### BRIEF
From the first line to the last, repeat the data below exactly.

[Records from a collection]
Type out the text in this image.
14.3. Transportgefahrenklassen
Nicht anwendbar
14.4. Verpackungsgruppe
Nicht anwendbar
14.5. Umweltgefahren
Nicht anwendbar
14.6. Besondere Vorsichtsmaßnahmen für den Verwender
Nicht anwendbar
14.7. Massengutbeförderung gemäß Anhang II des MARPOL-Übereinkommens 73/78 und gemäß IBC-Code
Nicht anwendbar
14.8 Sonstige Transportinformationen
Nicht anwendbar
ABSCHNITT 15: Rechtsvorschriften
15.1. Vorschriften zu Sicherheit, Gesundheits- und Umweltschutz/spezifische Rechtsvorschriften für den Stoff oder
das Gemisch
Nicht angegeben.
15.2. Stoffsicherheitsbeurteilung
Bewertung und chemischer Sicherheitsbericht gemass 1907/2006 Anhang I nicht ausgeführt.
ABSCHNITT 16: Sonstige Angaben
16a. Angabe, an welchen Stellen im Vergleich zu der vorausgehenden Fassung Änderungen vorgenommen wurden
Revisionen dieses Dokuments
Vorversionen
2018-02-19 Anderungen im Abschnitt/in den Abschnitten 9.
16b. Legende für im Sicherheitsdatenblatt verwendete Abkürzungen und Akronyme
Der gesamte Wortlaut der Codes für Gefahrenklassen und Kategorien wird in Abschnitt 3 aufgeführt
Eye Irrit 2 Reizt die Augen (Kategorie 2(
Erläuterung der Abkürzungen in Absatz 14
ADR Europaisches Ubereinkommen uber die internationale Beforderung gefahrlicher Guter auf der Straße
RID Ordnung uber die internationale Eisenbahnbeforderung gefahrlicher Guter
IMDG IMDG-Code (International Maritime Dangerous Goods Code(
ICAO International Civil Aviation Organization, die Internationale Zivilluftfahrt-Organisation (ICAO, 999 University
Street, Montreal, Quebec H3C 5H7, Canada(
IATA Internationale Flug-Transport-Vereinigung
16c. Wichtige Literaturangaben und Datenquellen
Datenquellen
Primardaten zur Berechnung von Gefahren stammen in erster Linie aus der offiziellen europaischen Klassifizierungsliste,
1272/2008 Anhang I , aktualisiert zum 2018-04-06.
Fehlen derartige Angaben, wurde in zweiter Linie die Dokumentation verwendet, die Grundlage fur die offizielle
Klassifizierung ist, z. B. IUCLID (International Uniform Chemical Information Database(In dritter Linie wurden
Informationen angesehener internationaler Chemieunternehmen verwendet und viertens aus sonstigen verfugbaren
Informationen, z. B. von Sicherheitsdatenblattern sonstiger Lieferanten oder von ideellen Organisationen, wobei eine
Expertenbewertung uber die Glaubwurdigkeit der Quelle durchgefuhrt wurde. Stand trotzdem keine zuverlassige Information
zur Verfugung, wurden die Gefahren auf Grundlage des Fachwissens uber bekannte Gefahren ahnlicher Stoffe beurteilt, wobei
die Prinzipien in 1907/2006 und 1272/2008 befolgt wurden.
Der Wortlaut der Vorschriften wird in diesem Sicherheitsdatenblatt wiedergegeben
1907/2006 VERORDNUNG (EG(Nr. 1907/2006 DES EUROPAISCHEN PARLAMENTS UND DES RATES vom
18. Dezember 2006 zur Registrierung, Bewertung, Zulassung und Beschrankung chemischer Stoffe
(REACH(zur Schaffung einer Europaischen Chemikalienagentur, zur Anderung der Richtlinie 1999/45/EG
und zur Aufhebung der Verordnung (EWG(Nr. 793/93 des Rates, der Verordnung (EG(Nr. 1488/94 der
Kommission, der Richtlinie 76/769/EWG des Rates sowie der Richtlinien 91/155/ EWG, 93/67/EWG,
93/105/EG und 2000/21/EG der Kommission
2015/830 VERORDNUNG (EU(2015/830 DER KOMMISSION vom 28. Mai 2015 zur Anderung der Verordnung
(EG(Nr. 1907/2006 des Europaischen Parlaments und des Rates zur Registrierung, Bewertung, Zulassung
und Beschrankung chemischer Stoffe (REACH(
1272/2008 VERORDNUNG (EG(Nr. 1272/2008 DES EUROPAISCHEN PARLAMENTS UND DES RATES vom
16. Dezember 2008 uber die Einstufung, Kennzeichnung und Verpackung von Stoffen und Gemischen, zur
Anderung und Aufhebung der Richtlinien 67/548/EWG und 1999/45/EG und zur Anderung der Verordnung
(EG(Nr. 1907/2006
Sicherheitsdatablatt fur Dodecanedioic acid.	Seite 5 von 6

### REPLY TO THE TASK
Type out the text in this image.
14.3. Transportgefahrenklassen
Nicht anwendbar
14.4. Verpackungsgruppe
Nicht anwendbar
14.5. Umweltgefahren
Nicht anwendbar
14.6. Besondere Vorsichtsmaßnahmen für den Verwender
Nicht anwendbar
14.7. Massengutbeförderung gemäß Anhang II des MARPOL-Übereinkommens 73/78 und gemäß IBC-Code
Nicht anwendbar
14.8 Sonstige Transportinformationen
Nicht anwendbar
ABSCHNITT 15: Rechtsvorschriften
15.1. Vorschriften zu Sicherheit, Gesundheits- und Umweltschutz/spezifische Rechtsvorschriften für den Stoff oder
das Gemisch
Nicht angegeben.
15.2. Stoffsicherheitsbeurteilung
Bewertung und chemischer Sicherheitsbericht gemass 1907/2006 Anhang I nicht ausgeführt.
ABSCHNITT 16: Sonstige Angaben
16a. Angabe, an welchen Stellen im Vergleich zu der vorausgehenden Fassung Änderungen vorgenommen wurden
Revisionen dieses Dokuments
Vorversionen
2018-02-19 Anderungen im Abschnitt/in den Abschnitten 9.
16b. Legende für im Sicherheitsdatenblatt verwendete Abkürzungen und Akronyme
Der gesamte Wortlaut der Codes für Gefahrenklassen und Kategorien wird in Abschnitt 3 aufgeführt
Eye Irrit 2 Reizt die Augen (Kategorie 2(
Erläuterung der Abkürzungen in Absatz 14
ADR Europaisches Ubereinkommen uber die internationale Beforderung gefahrlicher Guter auf der Straße
RID Ordnung uber die internationale Eisenbahnbeforderung gefahrlicher Guter
IMDG IMDG-Code (International Maritime Dangerous Goods Code(
ICAO International Civil Aviation Organization, die Internationale Zivilluftfahrt-Organisation (ICAO, 999 University
Street, Montreal, Quebec H3C 5H7, Canada(
IATA Internationale Flug-Transport-Vereinigung
16c. Wichtige Literaturangaben und Datenquellen
Datenquellen
Primardaten zur Berechnung von Gefahren stammen in erster Linie aus der offiziellen europaischen Klassifizierungsliste,
1272/2008 Anhang I , aktualisiert zum 2018-04-06.
Fehlen derartige Angaben, wurde in zweiter Linie die Dokumentation verwendet, die Grundlage fur die offizielle
Klassifizierung ist, z. B. IUCLID (International Uniform Chemical Information Database(In dritter Linie wurden
Informationen angesehener internationaler Chemieunternehmen verwendet und viertens aus sonstigen verfugbaren
Informationen, z. B. von Sicherheitsdatenblattern sonstiger Lieferanten oder von ideellen Organisationen, wobei eine
Expertenbewertung uber die Glaubwurdigkeit der Quelle durchgefuhrt wurde. Stand trotzdem keine zuverlassige Information
zur Verfugung, wurden die Gefahren auf Grundlage des Fachwissens uber bekannte Gefahren ahnlicher Stoffe beurteilt, wobei
die Prinzipien in 1907/2006 und 1272/2008 befolgt wurden.
Der Wortlaut der Vorschriften wird in diesem Sicherheitsdatenblatt wiedergegeben
1907/2006 VERORDNUNG (EG(Nr. 1907/2006 DES EUROPAISCHEN PARLAMENTS UND DES RATES vom
18. Dezember 2006 zur Registrierung, Bewertung, Zulassung und Beschrankung chemischer Stoffe
(REACH(zur Schaffung einer Europaischen Chemikalienagentur, zur Anderung der Richtlinie 1999/45/EG
und zur Aufhebung der Verordnung (EWG(Nr. 793/93 des Rates, der Verordnung (EG(Nr. 1488/94 der
Kommission, der Richtlinie 76/769/EWG des Rates sowie der Richtlinien 91/155/ EWG, 93/67/EWG,
93/105/EG und 2000/21/EG der Kommission
2015/830 VERORDNUNG (EU(2015/830 DER KOMMISSION vom 28. Mai 2015 zur Anderung der Verordnung
(EG(Nr. 1907/2006 des Europaischen Parlaments und des Rates zur Registrierung, Bewertung, Zulassung
und Beschrankung chemischer Stoffe (REACH(
1272/2008 VERORDNUNG (EG(Nr. 1272/2008 DES EUROPAISCHEN PARLAMENTS UND DES RATES vom
16. Dezember 2008 uber die Einstufung, Kennzeichnung und Verpackung von Stoffen und Gemischen, zur
Anderung und Aufhebung der Richtlinien 67/548/EWG und 1999/45/EG und zur Anderung der Verordnung
(EG(Nr. 1907/2006
Sicherheitsdatablatt fur Dodecanedioic acid.	Seite 5 von 6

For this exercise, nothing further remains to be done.